■ WHAT YOU WILL DO
Below are entries to be transcribed exactly; exclude the pictures from the copy.

■ DATASET RECORDS
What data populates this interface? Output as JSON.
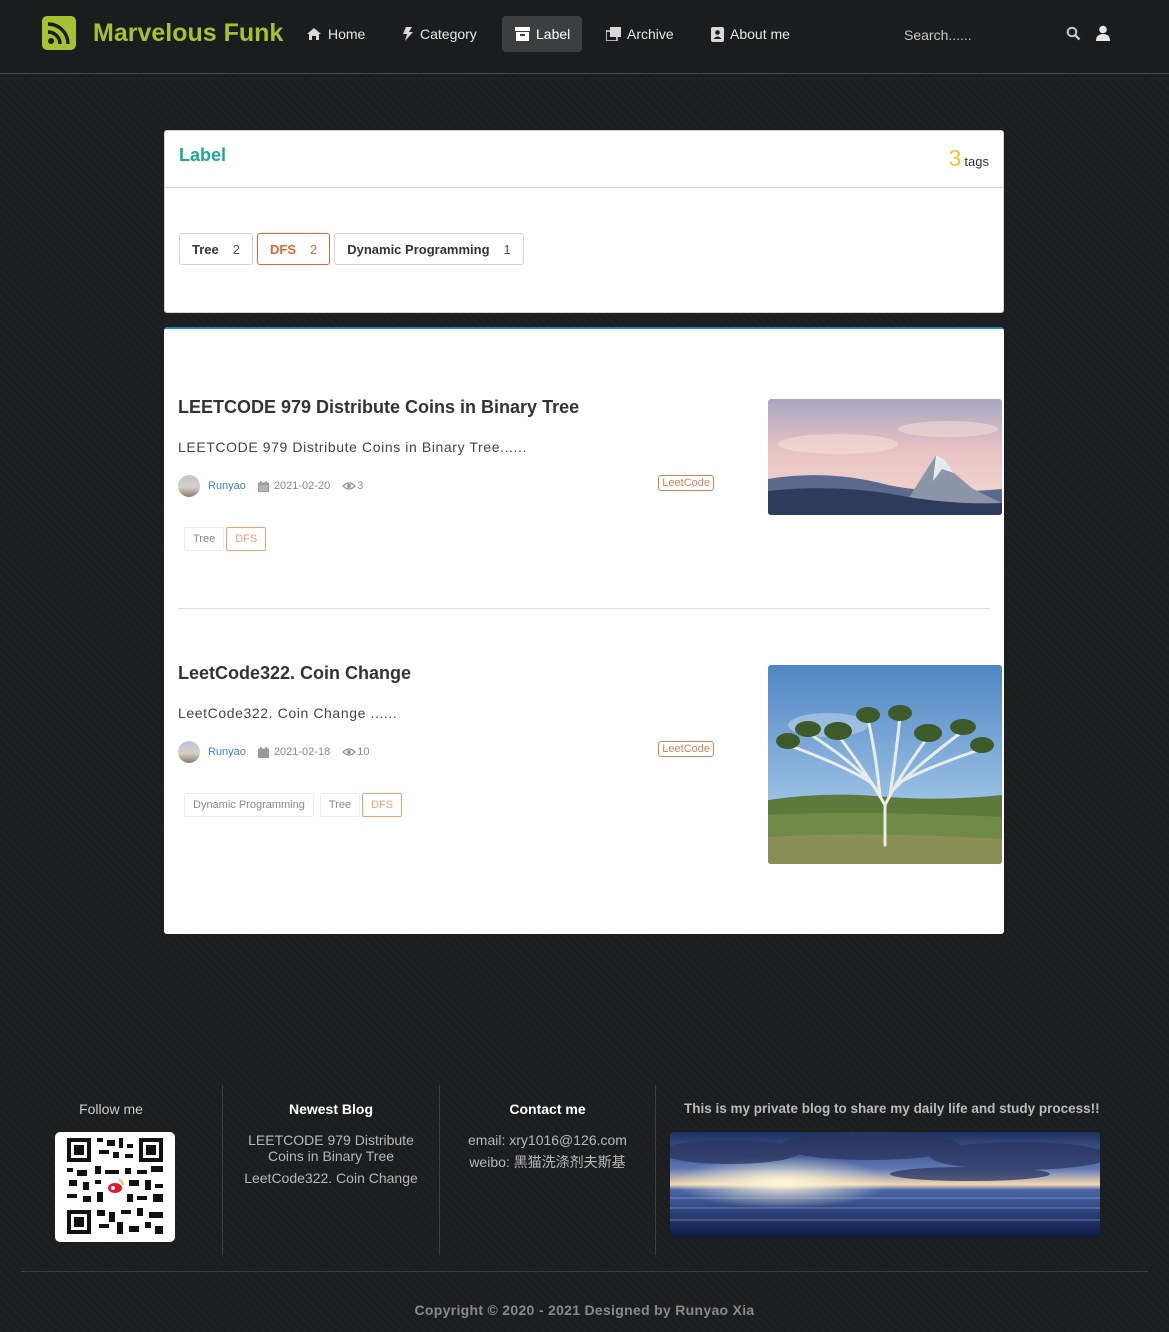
{
  "nav": {
    "brand": "Marvelous Funk",
    "items": [
      {
        "label": "Home",
        "icon": "home-icon"
      },
      {
        "label": "Category",
        "icon": "bolt-icon"
      },
      {
        "label": "Label",
        "icon": "archive-box-icon"
      },
      {
        "label": "Archive",
        "icon": "clone-icon"
      },
      {
        "label": "About me",
        "icon": "address-book-icon"
      }
    ],
    "active": "Label",
    "search_placeholder": "Search......"
  },
  "label_card": {
    "title": "Label",
    "tag_count": "3",
    "tag_count_unit": "tags",
    "tags": [
      {
        "name": "Tree",
        "count": "2",
        "active": false
      },
      {
        "name": "DFS",
        "count": "2",
        "active": true
      },
      {
        "name": "Dynamic Programming",
        "count": "1",
        "active": false
      }
    ]
  },
  "posts": [
    {
      "title": "LEETCODE 979 Distribute Coins in Binary Tree",
      "excerpt": "LEETCODE 979 Distribute Coins in Binary Tree......",
      "author": "Runyao",
      "date": "2021-02-20",
      "views": "3",
      "category": "LeetCode",
      "tags": [
        "Tree",
        "DFS"
      ],
      "active_tag": "DFS",
      "image": "snowy-mountain-peak-at-dusk"
    },
    {
      "title": "LeetCode322. Coin Change",
      "excerpt": "LeetCode322. Coin Change ......",
      "author": "Runyao",
      "date": "2021-02-18",
      "views": "10",
      "category": "LeetCode",
      "tags": [
        "Dynamic Programming",
        "Tree",
        "DFS"
      ],
      "active_tag": "DFS",
      "image": "branching-palm-tree-under-blue-sky"
    }
  ],
  "footer": {
    "follow_label": "Follow me",
    "newest_title": "Newest Blog",
    "newest_items": [
      "LEETCODE 979 Distribute Coins in Binary Tree",
      "LeetCode322. Coin Change"
    ],
    "contact_title": "Contact me",
    "email": "email: xry1016@126.com",
    "weibo": "weibo: 黑猫洗涤剂夫斯基",
    "tagline": "This is my private blog to share my daily life and study process!!",
    "copyright": "Copyright © 2020 - 2021 Designed by Runyao Xia"
  },
  "colors": {
    "brand": "#a5c330",
    "label_title": "#1ea89b",
    "tag_count": "#f2c037",
    "active_tag": "#e0662b",
    "author_link": "#4183c4",
    "card_top_border": "#2185d0"
  }
}
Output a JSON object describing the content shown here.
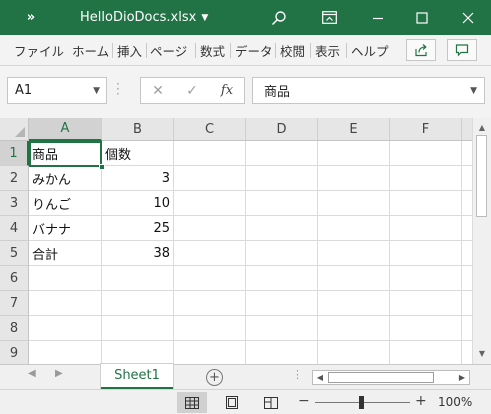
{
  "app": {
    "title": "HelloDioDocs.xlsx",
    "qat_label": "»",
    "accent_color": "#217346"
  },
  "ribbon": {
    "tabs": [
      "ファイル",
      "ホーム",
      "挿入",
      "ページ",
      "数式",
      "データ",
      "校閲",
      "表示",
      "ヘルプ"
    ],
    "share_icon": "share-icon",
    "comments_icon": "comment-icon"
  },
  "formula_bar": {
    "name_box": "A1",
    "fx_label": "fx",
    "content": "商品"
  },
  "grid": {
    "columns": [
      "A",
      "B",
      "C",
      "D",
      "E",
      "F"
    ],
    "rows": [
      "1",
      "2",
      "3",
      "4",
      "5",
      "6",
      "7",
      "8",
      "9"
    ],
    "cells": [
      [
        "商品",
        "個数"
      ],
      [
        "みかん",
        "3"
      ],
      [
        "りんご",
        "10"
      ],
      [
        "バナナ",
        "25"
      ],
      [
        "合計",
        "38"
      ]
    ],
    "selected_cell": "A1"
  },
  "sheets": {
    "tabs": [
      "Sheet1"
    ],
    "active": "Sheet1",
    "add_label": "+"
  },
  "status": {
    "zoom": "100%",
    "zoom_value": 100,
    "views": [
      "normal-view-icon",
      "page-layout-icon",
      "page-break-preview-icon"
    ]
  }
}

■ ANSWER IN FULL
What data populates this interface? Output as JSON.
{
  "nav": {
    "brand": "Marvelous Funk",
    "items": [
      {
        "label": "Home",
        "icon": "home-icon"
      },
      {
        "label": "Category",
        "icon": "bolt-icon"
      },
      {
        "label": "Label",
        "icon": "archive-box-icon"
      },
      {
        "label": "Archive",
        "icon": "clone-icon"
      },
      {
        "label": "About me",
        "icon": "address-book-icon"
      }
    ],
    "active": "Label",
    "search_placeholder": "Search......"
  },
  "label_card": {
    "title": "Label",
    "tag_count": "3",
    "tag_count_unit": "tags",
    "tags": [
      {
        "name": "Tree",
        "count": "2",
        "active": false
      },
      {
        "name": "DFS",
        "count": "2",
        "active": true
      },
      {
        "name": "Dynamic Programming",
        "count": "1",
        "active": false
      }
    ]
  },
  "posts": [
    {
      "title": "LEETCODE 979 Distribute Coins in Binary Tree",
      "excerpt": "LEETCODE 979 Distribute Coins in Binary Tree......",
      "author": "Runyao",
      "date": "2021-02-20",
      "views": "3",
      "category": "LeetCode",
      "tags": [
        "Tree",
        "DFS"
      ],
      "active_tag": "DFS",
      "image": "snowy-mountain-peak-at-dusk"
    },
    {
      "title": "LeetCode322. Coin Change",
      "excerpt": "LeetCode322. Coin Change ......",
      "author": "Runyao",
      "date": "2021-02-18",
      "views": "10",
      "category": "LeetCode",
      "tags": [
        "Dynamic Programming",
        "Tree",
        "DFS"
      ],
      "active_tag": "DFS",
      "image": "branching-palm-tree-under-blue-sky"
    }
  ],
  "footer": {
    "follow_label": "Follow me",
    "newest_title": "Newest Blog",
    "newest_items": [
      "LEETCODE 979 Distribute Coins in Binary Tree",
      "LeetCode322. Coin Change"
    ],
    "contact_title": "Contact me",
    "email": "email: xry1016@126.com",
    "weibo": "weibo: 黑猫洗涤剂夫斯基",
    "tagline": "This is my private blog to share my daily life and study process!!",
    "copyright": "Copyright © 2020 - 2021 Designed by Runyao Xia"
  },
  "colors": {
    "brand": "#a5c330",
    "label_title": "#1ea89b",
    "tag_count": "#f2c037",
    "active_tag": "#e0662b",
    "author_link": "#4183c4",
    "card_top_border": "#2185d0"
  }
}
Output a JSON object describing the content shown here.
{
  "app": {
    "title": "HelloDioDocs.xlsx",
    "qat_label": "»",
    "accent_color": "#217346"
  },
  "ribbon": {
    "tabs": [
      "ファイル",
      "ホーム",
      "挿入",
      "ページ",
      "数式",
      "データ",
      "校閲",
      "表示",
      "ヘルプ"
    ],
    "share_icon": "share-icon",
    "comments_icon": "comment-icon"
  },
  "formula_bar": {
    "name_box": "A1",
    "fx_label": "fx",
    "content": "商品"
  },
  "grid": {
    "columns": [
      "A",
      "B",
      "C",
      "D",
      "E",
      "F"
    ],
    "rows": [
      "1",
      "2",
      "3",
      "4",
      "5",
      "6",
      "7",
      "8",
      "9"
    ],
    "cells": [
      [
        "商品",
        "個数"
      ],
      [
        "みかん",
        "3"
      ],
      [
        "りんご",
        "10"
      ],
      [
        "バナナ",
        "25"
      ],
      [
        "合計",
        "38"
      ]
    ],
    "selected_cell": "A1"
  },
  "sheets": {
    "tabs": [
      "Sheet1"
    ],
    "active": "Sheet1",
    "add_label": "+"
  },
  "status": {
    "zoom": "100%",
    "zoom_value": 100,
    "views": [
      "normal-view-icon",
      "page-layout-icon",
      "page-break-preview-icon"
    ]
  }
}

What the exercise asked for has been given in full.